Attached files

file filename
EX-10.1 - EX-10.1 - ARGAN INCd647285dex101.htm

 

 

UNITED STATES

SECURITIES AND EXCHANGE COMMISSION

WASHINGTON, D.C. 20549

 

 

FORM 8-K

 

 

CURRENT REPORT

Pursuant to Section 13 or 15(d) of the

Securities Exchange Act of 1934

Date of report (Date of earliest event reported): December 17, 2013

 

 

ARGAN, INC.

(Exact Name of Registrant as Specified in its Charter)

 

 

 

Delaware   001-31756   13-1947195

(State or Other Jurisdiction

of Incorporation)

 

(Commission

File Number)

 

(IRS Employer

Identification No.)

One Church Street, Suite 201, Rockville, MD   20850
(Address of Principal Executive Offices)   (Zip Code)

Registrant’s telephone number, including area code: (301) 315-0027

Not Applicable

(Former Name or Former Address, if Changed Since Last Report)

 

 

Check the appropriate box below if the Form 8-K filing is intended to simultaneously satisfy the filing obligation of the Registrant under any of the following provisions:

 

¨ Written communications pursuant to Rule 425 under the Securities Act (17 CFR 230.425)

 

¨ Soliciting material pursuant to Rule 14a-12 under the Exchange Act (17 CFR 240.14a-12)

 

¨ Pre-commencement communications pursuant to Rule 14d-2(b) under the Exchange Act (17 CFR 240.14d-2(b))

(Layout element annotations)
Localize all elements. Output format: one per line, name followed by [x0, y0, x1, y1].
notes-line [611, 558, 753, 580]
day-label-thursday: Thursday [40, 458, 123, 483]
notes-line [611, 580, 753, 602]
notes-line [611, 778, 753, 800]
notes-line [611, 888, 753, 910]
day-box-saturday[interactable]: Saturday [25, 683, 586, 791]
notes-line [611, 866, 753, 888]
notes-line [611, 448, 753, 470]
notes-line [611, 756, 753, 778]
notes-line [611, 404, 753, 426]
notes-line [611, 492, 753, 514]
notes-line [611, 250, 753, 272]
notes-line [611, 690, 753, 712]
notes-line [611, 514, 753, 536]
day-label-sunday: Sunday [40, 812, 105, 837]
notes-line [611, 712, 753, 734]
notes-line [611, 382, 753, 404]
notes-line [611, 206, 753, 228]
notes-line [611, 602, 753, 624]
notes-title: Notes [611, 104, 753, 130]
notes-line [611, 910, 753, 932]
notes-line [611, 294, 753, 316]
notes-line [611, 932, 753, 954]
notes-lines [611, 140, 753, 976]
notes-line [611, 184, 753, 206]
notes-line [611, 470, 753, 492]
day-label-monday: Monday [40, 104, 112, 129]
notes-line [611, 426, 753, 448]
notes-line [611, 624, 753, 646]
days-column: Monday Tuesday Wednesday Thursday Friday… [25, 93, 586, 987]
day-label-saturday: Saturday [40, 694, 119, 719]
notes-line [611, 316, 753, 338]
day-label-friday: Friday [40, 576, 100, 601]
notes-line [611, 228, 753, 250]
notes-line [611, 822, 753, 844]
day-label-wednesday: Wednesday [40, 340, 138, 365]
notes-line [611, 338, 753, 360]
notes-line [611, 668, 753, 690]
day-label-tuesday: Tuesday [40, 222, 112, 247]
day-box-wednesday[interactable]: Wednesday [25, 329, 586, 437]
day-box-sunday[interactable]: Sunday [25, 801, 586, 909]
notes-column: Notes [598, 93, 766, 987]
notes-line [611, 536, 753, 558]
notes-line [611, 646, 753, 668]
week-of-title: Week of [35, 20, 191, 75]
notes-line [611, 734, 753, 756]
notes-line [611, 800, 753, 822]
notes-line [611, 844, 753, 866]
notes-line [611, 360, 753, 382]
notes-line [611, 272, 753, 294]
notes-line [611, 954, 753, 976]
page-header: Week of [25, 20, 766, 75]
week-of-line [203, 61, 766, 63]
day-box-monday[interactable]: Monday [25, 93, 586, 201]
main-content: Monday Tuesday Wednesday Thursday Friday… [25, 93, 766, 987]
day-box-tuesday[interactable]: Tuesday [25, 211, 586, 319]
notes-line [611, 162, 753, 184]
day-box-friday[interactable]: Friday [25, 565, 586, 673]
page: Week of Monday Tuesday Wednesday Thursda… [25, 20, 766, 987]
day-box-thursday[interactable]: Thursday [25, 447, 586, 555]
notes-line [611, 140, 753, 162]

▶ **Exercises to complete**
**a)** What telephone number does the Form 8-K cover page give for the registrant?
**b)** Please extract the records from their first line through the line that holds "page-header: Week of [25, 20, 766, 75]", inclusive, and reproduce them character for character.

▶ **Results in order**
**a)** (301) 315-0027

**b)**
Localize all elements. Output format: one per line, name followed by [x0, y0, x1, y1].
notes-line [611, 558, 753, 580]
day-label-thursday: Thursday [40, 458, 123, 483]
notes-line [611, 580, 753, 602]
notes-line [611, 778, 753, 800]
notes-line [611, 888, 753, 910]
day-box-saturday[interactable]: Saturday [25, 683, 586, 791]
notes-line [611, 866, 753, 888]
notes-line [611, 448, 753, 470]
notes-line [611, 756, 753, 778]
notes-line [611, 404, 753, 426]
notes-line [611, 492, 753, 514]
notes-line [611, 250, 753, 272]
notes-line [611, 690, 753, 712]
notes-line [611, 514, 753, 536]
day-label-sunday: Sunday [40, 812, 105, 837]
notes-line [611, 712, 753, 734]
notes-line [611, 382, 753, 404]
notes-line [611, 206, 753, 228]
notes-line [611, 602, 753, 624]
notes-title: Notes [611, 104, 753, 130]
notes-line [611, 910, 753, 932]
notes-line [611, 294, 753, 316]
notes-line [611, 932, 753, 954]
notes-lines [611, 140, 753, 976]
notes-line [611, 184, 753, 206]
notes-line [611, 470, 753, 492]
day-label-monday: Monday [40, 104, 112, 129]
notes-line [611, 426, 753, 448]
notes-line [611, 624, 753, 646]
days-column: Monday Tuesday Wednesday Thursday Friday… [25, 93, 586, 987]
day-label-saturday: Saturday [40, 694, 119, 719]
notes-line [611, 316, 753, 338]
day-label-friday: Friday [40, 576, 100, 601]
notes-line [611, 228, 753, 250]
notes-line [611, 822, 753, 844]
day-label-wednesday: Wednesday [40, 340, 138, 365]
notes-line [611, 338, 753, 360]
notes-line [611, 668, 753, 690]
day-label-tuesday: Tuesday [40, 222, 112, 247]
day-box-wednesday[interactable]: Wednesday [25, 329, 586, 437]
day-box-sunday[interactable]: Sunday [25, 801, 586, 909]
notes-column: Notes [598, 93, 766, 987]
notes-line [611, 536, 753, 558]
notes-line [611, 646, 753, 668]
week-of-title: Week of [35, 20, 191, 75]
notes-line [611, 734, 753, 756]
notes-line [611, 800, 753, 822]
notes-line [611, 844, 753, 866]
notes-line [611, 360, 753, 382]
notes-line [611, 272, 753, 294]
notes-line [611, 954, 753, 976]
page-header: Week of [25, 20, 766, 75]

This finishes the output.